>>>>
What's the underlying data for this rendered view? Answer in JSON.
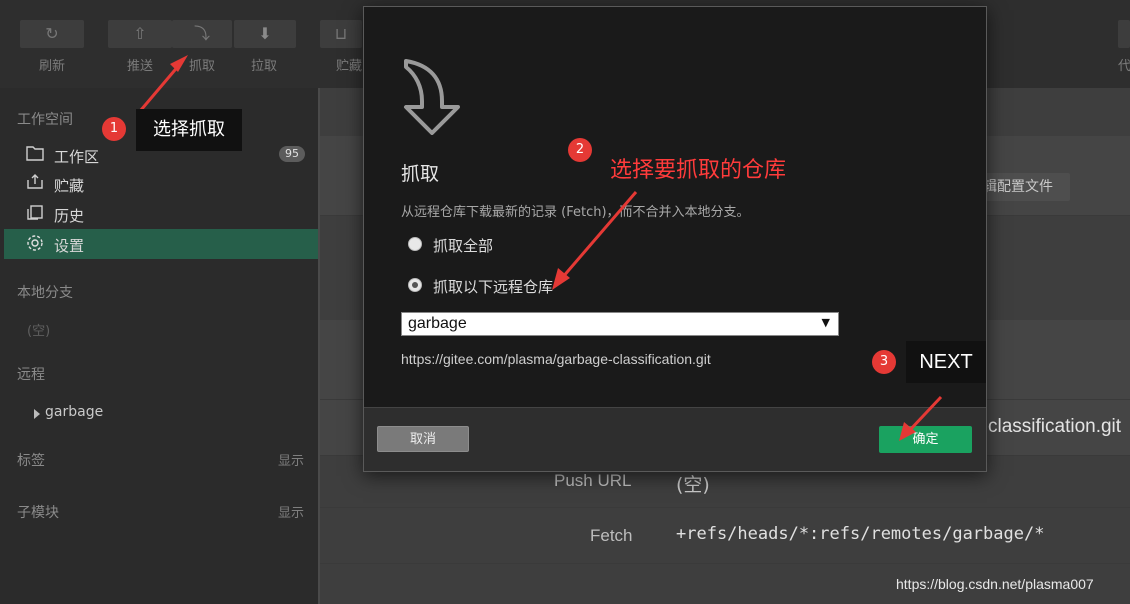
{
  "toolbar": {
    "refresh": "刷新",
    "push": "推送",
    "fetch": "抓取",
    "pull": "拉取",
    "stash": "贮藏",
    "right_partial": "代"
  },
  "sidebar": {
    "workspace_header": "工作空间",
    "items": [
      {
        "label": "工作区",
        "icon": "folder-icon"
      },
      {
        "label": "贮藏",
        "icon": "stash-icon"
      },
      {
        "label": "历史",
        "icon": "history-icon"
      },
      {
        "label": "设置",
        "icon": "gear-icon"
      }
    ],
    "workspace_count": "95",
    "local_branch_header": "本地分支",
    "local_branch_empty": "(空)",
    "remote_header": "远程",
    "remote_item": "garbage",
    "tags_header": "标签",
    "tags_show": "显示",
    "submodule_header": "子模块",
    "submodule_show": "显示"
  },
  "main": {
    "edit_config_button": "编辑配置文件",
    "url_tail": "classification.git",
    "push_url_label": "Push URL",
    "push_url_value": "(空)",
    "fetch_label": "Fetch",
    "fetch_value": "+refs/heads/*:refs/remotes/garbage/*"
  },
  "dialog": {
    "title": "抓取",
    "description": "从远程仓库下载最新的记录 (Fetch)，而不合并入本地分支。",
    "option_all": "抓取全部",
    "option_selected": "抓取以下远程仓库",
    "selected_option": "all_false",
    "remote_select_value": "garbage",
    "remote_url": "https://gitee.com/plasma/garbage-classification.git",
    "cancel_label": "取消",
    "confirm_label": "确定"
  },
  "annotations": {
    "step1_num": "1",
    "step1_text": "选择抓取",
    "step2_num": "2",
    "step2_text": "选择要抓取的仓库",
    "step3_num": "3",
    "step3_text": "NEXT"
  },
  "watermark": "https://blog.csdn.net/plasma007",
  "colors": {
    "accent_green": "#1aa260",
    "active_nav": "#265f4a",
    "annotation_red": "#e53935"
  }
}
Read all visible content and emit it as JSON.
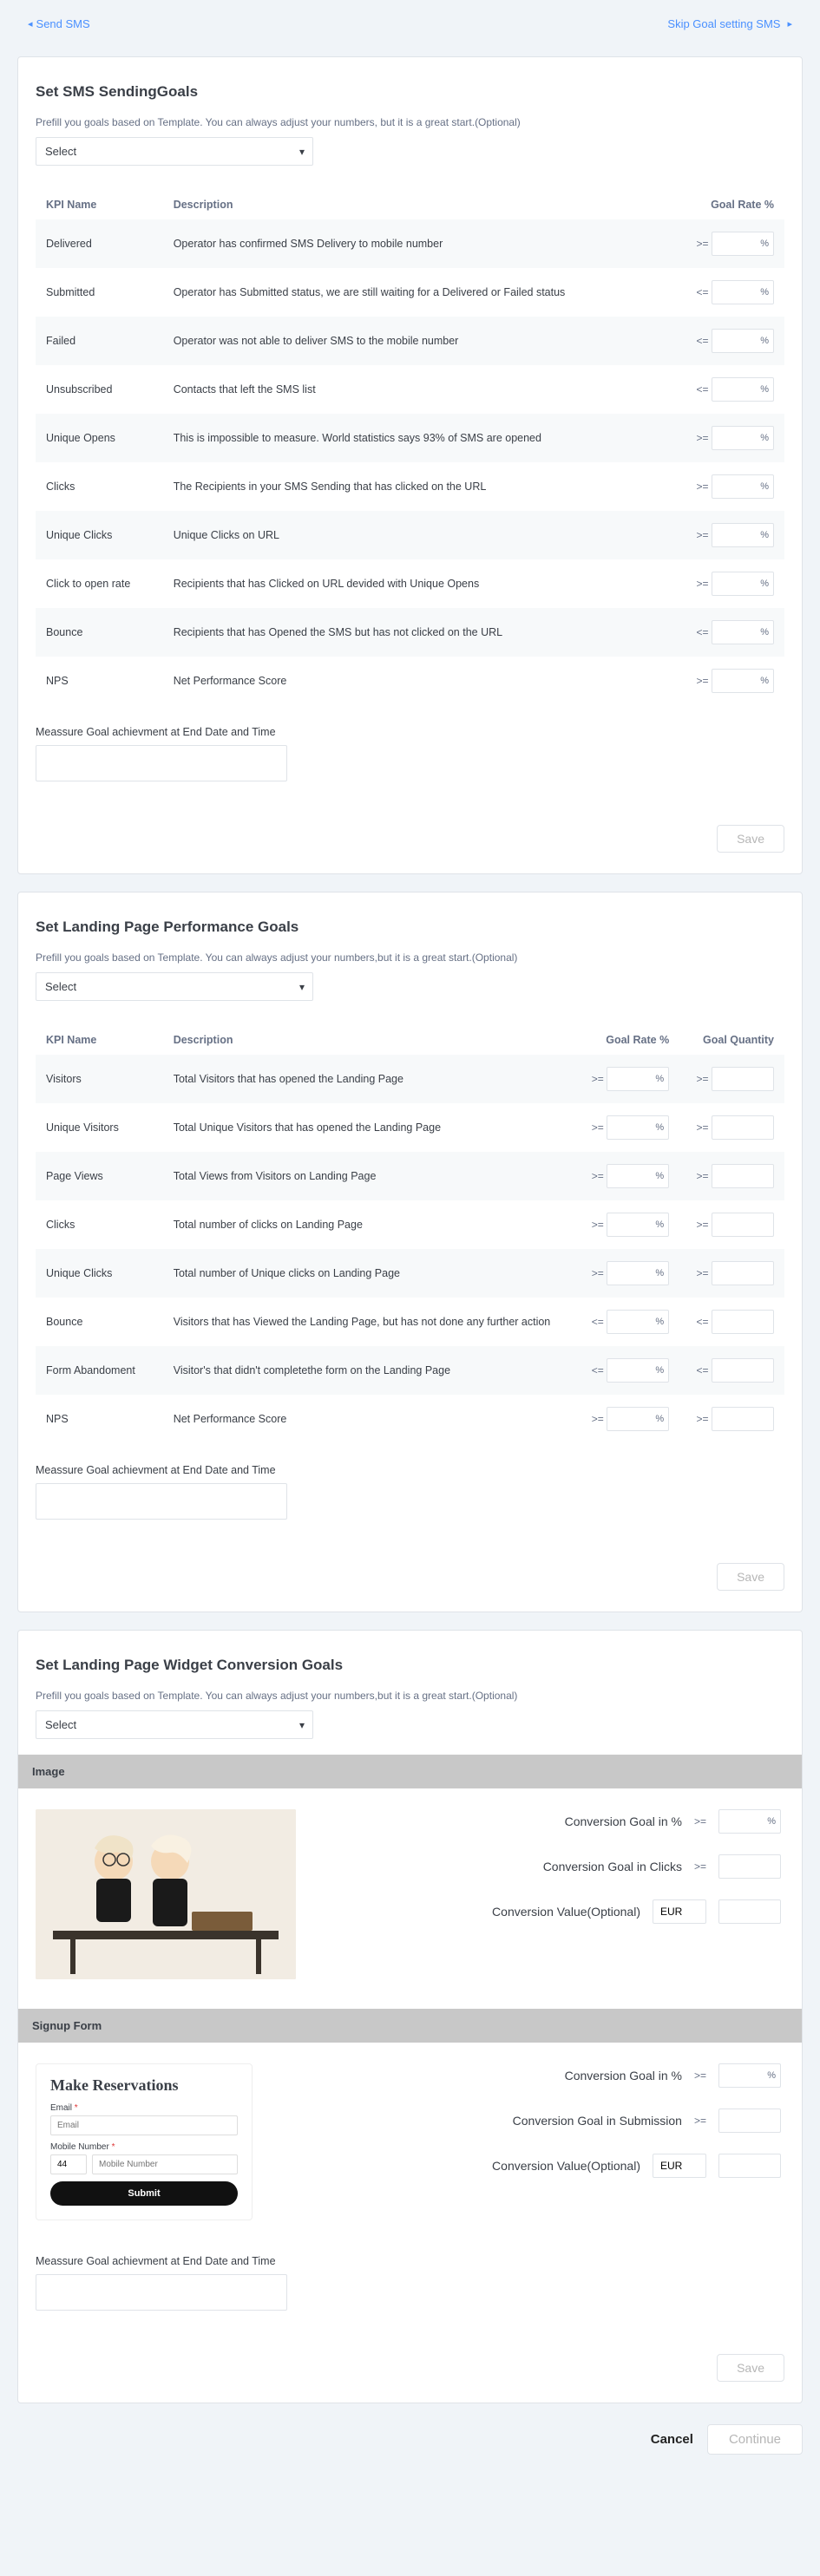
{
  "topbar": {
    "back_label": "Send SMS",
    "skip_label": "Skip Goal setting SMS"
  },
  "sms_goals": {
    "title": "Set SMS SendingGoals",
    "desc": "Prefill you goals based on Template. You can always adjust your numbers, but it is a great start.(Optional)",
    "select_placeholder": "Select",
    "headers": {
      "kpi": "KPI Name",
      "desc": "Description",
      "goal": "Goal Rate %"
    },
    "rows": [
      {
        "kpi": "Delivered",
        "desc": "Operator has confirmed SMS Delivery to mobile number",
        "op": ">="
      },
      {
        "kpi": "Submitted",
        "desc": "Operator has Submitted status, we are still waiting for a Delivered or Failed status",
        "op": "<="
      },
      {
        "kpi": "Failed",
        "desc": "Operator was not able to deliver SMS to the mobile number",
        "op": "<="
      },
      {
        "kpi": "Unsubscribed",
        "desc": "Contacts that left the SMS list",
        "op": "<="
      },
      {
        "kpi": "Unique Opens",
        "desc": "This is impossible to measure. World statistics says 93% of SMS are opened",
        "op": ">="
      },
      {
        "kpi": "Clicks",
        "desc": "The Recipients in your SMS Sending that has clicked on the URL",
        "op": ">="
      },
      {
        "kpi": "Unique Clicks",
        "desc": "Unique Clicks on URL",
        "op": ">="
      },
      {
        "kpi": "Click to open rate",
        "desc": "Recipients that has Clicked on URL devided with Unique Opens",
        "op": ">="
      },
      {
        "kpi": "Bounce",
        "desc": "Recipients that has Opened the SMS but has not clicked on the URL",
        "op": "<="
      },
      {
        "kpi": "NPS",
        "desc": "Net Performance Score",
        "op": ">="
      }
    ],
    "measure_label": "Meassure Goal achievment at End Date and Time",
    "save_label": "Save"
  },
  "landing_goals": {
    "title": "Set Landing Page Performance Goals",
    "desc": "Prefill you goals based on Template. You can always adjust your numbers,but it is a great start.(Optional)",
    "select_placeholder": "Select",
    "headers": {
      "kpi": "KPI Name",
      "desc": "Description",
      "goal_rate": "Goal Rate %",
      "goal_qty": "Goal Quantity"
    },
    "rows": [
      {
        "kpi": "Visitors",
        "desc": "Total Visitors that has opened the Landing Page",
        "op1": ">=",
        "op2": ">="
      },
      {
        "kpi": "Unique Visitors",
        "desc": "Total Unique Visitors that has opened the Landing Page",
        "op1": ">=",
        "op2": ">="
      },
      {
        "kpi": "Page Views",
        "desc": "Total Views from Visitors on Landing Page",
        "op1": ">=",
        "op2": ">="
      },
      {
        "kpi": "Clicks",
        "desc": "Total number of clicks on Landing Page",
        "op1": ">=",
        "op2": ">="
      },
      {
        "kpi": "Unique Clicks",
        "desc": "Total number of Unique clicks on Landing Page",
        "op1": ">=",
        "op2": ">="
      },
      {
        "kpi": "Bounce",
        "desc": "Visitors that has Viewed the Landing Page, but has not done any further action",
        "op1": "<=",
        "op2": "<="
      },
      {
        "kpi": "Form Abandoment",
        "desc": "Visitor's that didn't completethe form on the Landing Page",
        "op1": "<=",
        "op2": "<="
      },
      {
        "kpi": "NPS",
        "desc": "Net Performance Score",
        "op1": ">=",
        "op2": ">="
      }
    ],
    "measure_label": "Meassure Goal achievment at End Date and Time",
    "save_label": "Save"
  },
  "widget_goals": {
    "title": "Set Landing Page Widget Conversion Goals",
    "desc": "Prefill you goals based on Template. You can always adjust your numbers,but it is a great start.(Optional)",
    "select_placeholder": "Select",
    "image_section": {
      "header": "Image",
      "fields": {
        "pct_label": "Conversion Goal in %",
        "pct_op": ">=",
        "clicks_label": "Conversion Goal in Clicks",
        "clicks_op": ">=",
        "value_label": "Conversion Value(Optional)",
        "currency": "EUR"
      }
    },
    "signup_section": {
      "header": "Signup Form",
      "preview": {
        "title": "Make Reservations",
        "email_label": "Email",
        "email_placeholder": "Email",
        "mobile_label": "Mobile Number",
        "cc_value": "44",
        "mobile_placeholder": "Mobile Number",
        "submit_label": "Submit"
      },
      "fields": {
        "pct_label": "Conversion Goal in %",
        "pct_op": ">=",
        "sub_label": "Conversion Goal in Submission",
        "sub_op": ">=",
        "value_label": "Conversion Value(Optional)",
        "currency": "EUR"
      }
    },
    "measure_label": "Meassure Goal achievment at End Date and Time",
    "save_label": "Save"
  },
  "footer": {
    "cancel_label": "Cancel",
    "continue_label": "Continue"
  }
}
<<<<
:: Exercise goal ::
Pictures excluded, quote all the data above exactly.

:: Result of this task ::
What's the underlying data for this rendered view? Answer in JSON.
{
  "toolbar": {
    "refresh": "刷新",
    "push": "推送",
    "fetch": "抓取",
    "pull": "拉取",
    "stash": "贮藏",
    "right_partial": "代"
  },
  "sidebar": {
    "workspace_header": "工作空间",
    "items": [
      {
        "label": "工作区",
        "icon": "folder-icon"
      },
      {
        "label": "贮藏",
        "icon": "stash-icon"
      },
      {
        "label": "历史",
        "icon": "history-icon"
      },
      {
        "label": "设置",
        "icon": "gear-icon"
      }
    ],
    "workspace_count": "95",
    "local_branch_header": "本地分支",
    "local_branch_empty": "(空)",
    "remote_header": "远程",
    "remote_item": "garbage",
    "tags_header": "标签",
    "tags_show": "显示",
    "submodule_header": "子模块",
    "submodule_show": "显示"
  },
  "main": {
    "edit_config_button": "编辑配置文件",
    "url_tail": "classification.git",
    "push_url_label": "Push URL",
    "push_url_value": "(空)",
    "fetch_label": "Fetch",
    "fetch_value": "+refs/heads/*:refs/remotes/garbage/*"
  },
  "dialog": {
    "title": "抓取",
    "description": "从远程仓库下载最新的记录 (Fetch)，而不合并入本地分支。",
    "option_all": "抓取全部",
    "option_selected": "抓取以下远程仓库",
    "selected_option": "all_false",
    "remote_select_value": "garbage",
    "remote_url": "https://gitee.com/plasma/garbage-classification.git",
    "cancel_label": "取消",
    "confirm_label": "确定"
  },
  "annotations": {
    "step1_num": "1",
    "step1_text": "选择抓取",
    "step2_num": "2",
    "step2_text": "选择要抓取的仓库",
    "step3_num": "3",
    "step3_text": "NEXT"
  },
  "watermark": "https://blog.csdn.net/plasma007",
  "colors": {
    "accent_green": "#1aa260",
    "active_nav": "#265f4a",
    "annotation_red": "#e53935"
  }
}
Read all visible content and emit it as JSON.
{
  "topbar": {
    "back_label": "Send SMS",
    "skip_label": "Skip Goal setting SMS"
  },
  "sms_goals": {
    "title": "Set SMS SendingGoals",
    "desc": "Prefill you goals based on Template. You can always adjust your numbers, but it is a great start.(Optional)",
    "select_placeholder": "Select",
    "headers": {
      "kpi": "KPI Name",
      "desc": "Description",
      "goal": "Goal Rate %"
    },
    "rows": [
      {
        "kpi": "Delivered",
        "desc": "Operator has confirmed SMS Delivery to mobile number",
        "op": ">="
      },
      {
        "kpi": "Submitted",
        "desc": "Operator has Submitted status, we are still waiting for a Delivered or Failed status",
        "op": "<="
      },
      {
        "kpi": "Failed",
        "desc": "Operator was not able to deliver SMS to the mobile number",
        "op": "<="
      },
      {
        "kpi": "Unsubscribed",
        "desc": "Contacts that left the SMS list",
        "op": "<="
      },
      {
        "kpi": "Unique Opens",
        "desc": "This is impossible to measure. World statistics says 93% of SMS are opened",
        "op": ">="
      },
      {
        "kpi": "Clicks",
        "desc": "The Recipients in your SMS Sending that has clicked on the URL",
        "op": ">="
      },
      {
        "kpi": "Unique Clicks",
        "desc": "Unique Clicks on URL",
        "op": ">="
      },
      {
        "kpi": "Click to open rate",
        "desc": "Recipients that has Clicked on URL devided with Unique Opens",
        "op": ">="
      },
      {
        "kpi": "Bounce",
        "desc": "Recipients that has Opened the SMS but has not clicked on the URL",
        "op": "<="
      },
      {
        "kpi": "NPS",
        "desc": "Net Performance Score",
        "op": ">="
      }
    ],
    "measure_label": "Meassure Goal achievment at End Date and Time",
    "save_label": "Save"
  },
  "landing_goals": {
    "title": "Set Landing Page Performance Goals",
    "desc": "Prefill you goals based on Template. You can always adjust your numbers,but it is a great start.(Optional)",
    "select_placeholder": "Select",
    "headers": {
      "kpi": "KPI Name",
      "desc": "Description",
      "goal_rate": "Goal Rate %",
      "goal_qty": "Goal Quantity"
    },
    "rows": [
      {
        "kpi": "Visitors",
        "desc": "Total Visitors that has opened the Landing Page",
        "op1": ">=",
        "op2": ">="
      },
      {
        "kpi": "Unique Visitors",
        "desc": "Total Unique Visitors that has opened the Landing Page",
        "op1": ">=",
        "op2": ">="
      },
      {
        "kpi": "Page Views",
        "desc": "Total Views from Visitors on Landing Page",
        "op1": ">=",
        "op2": ">="
      },
      {
        "kpi": "Clicks",
        "desc": "Total number of clicks on Landing Page",
        "op1": ">=",
        "op2": ">="
      },
      {
        "kpi": "Unique Clicks",
        "desc": "Total number of Unique clicks on Landing Page",
        "op1": ">=",
        "op2": ">="
      },
      {
        "kpi": "Bounce",
        "desc": "Visitors that has Viewed the Landing Page, but has not done any further action",
        "op1": "<=",
        "op2": "<="
      },
      {
        "kpi": "Form Abandoment",
        "desc": "Visitor's that didn't completethe form on the Landing Page",
        "op1": "<=",
        "op2": "<="
      },
      {
        "kpi": "NPS",
        "desc": "Net Performance Score",
        "op1": ">=",
        "op2": ">="
      }
    ],
    "measure_label": "Meassure Goal achievment at End Date and Time",
    "save_label": "Save"
  },
  "widget_goals": {
    "title": "Set Landing Page Widget Conversion Goals",
    "desc": "Prefill you goals based on Template. You can always adjust your numbers,but it is a great start.(Optional)",
    "select_placeholder": "Select",
    "image_section": {
      "header": "Image",
      "fields": {
        "pct_label": "Conversion Goal in %",
        "pct_op": ">=",
        "clicks_label": "Conversion Goal in Clicks",
        "clicks_op": ">=",
        "value_label": "Conversion Value(Optional)",
        "currency": "EUR"
      }
    },
    "signup_section": {
      "header": "Signup Form",
      "preview": {
        "title": "Make Reservations",
        "email_label": "Email",
        "email_placeholder": "Email",
        "mobile_label": "Mobile Number",
        "cc_value": "44",
        "mobile_placeholder": "Mobile Number",
        "submit_label": "Submit"
      },
      "fields": {
        "pct_label": "Conversion Goal in %",
        "pct_op": ">=",
        "sub_label": "Conversion Goal in Submission",
        "sub_op": ">=",
        "value_label": "Conversion Value(Optional)",
        "currency": "EUR"
      }
    },
    "measure_label": "Meassure Goal achievment at End Date and Time",
    "save_label": "Save"
  },
  "footer": {
    "cancel_label": "Cancel",
    "continue_label": "Continue"
  }
}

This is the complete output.